* _What the task requires_
Copy out every line that contains the word "Colonnata".

--------------------

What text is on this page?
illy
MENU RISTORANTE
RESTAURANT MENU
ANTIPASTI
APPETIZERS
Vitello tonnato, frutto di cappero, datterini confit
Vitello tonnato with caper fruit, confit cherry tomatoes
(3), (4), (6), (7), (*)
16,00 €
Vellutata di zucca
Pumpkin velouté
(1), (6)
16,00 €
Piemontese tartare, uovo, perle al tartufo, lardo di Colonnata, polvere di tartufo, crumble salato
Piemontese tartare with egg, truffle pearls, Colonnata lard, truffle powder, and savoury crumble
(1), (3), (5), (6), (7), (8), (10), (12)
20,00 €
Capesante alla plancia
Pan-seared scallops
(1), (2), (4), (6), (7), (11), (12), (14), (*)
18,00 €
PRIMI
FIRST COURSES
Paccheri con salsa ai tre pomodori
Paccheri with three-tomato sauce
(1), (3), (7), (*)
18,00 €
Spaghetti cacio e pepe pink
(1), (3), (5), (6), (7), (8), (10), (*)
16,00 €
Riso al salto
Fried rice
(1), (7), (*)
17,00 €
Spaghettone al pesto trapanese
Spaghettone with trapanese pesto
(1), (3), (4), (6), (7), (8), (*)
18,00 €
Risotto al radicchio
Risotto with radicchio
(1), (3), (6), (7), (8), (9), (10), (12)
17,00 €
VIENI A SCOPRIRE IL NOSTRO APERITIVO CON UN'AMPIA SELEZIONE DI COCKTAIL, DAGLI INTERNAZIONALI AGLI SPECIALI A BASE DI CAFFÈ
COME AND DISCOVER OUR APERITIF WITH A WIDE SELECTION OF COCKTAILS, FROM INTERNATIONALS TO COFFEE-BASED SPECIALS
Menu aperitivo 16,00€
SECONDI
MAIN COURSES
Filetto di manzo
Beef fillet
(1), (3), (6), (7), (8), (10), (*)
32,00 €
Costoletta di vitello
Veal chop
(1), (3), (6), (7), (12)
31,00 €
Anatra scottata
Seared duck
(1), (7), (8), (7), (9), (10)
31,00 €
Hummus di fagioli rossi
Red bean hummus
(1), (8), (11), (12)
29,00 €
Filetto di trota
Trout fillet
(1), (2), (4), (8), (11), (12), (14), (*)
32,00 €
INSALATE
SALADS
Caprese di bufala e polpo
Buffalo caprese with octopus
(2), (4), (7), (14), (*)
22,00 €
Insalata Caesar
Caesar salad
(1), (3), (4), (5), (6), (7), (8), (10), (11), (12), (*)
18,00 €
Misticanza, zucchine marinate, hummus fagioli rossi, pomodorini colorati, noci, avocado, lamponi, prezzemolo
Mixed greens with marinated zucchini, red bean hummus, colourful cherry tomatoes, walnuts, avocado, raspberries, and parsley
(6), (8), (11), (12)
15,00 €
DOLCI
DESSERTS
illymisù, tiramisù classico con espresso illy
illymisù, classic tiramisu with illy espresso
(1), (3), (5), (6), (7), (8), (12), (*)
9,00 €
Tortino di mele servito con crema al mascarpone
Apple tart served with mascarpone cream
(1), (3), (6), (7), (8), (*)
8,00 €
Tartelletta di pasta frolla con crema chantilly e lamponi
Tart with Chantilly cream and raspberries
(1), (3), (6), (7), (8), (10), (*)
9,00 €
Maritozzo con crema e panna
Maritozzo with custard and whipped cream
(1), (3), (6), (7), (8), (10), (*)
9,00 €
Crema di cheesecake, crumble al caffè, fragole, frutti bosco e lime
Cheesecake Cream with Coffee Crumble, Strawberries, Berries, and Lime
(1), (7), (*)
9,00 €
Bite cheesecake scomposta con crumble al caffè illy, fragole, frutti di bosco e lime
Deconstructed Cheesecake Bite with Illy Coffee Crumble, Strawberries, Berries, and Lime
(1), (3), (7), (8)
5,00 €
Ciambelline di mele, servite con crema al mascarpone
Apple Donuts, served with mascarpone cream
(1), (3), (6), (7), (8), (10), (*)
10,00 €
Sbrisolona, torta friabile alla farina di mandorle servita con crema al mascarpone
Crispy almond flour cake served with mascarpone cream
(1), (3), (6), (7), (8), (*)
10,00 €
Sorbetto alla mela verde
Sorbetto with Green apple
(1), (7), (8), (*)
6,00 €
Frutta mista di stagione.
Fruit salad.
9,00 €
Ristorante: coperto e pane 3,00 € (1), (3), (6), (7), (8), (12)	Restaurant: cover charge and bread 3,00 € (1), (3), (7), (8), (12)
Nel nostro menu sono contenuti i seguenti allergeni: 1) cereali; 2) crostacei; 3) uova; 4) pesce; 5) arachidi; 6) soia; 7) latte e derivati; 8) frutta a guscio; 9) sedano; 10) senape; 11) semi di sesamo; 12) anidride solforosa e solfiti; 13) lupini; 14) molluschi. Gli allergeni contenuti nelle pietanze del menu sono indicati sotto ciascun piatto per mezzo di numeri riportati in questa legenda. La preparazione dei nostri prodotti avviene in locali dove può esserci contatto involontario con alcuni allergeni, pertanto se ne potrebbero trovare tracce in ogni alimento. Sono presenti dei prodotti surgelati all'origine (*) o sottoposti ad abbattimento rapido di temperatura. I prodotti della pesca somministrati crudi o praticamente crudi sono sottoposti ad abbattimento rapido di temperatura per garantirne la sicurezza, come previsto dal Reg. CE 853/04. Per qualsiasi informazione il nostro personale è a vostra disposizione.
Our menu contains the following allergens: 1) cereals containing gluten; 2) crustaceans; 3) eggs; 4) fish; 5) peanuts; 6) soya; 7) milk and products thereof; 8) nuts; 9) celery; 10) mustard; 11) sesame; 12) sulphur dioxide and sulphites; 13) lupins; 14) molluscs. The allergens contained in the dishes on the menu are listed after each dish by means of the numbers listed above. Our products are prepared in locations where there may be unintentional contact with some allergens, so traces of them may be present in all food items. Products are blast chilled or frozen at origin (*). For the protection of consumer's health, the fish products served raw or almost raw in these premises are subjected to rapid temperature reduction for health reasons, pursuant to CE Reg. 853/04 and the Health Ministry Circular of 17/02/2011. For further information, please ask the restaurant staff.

--------------------

* _Correct response_
Piemontese tartare, uovo, perle al tartufo, lardo di Colonnata, polvere di tartufo, crumble salato
Piemontese tartare with egg, truffle pearls, Colonnata lard, truffle powder, and savoury crumble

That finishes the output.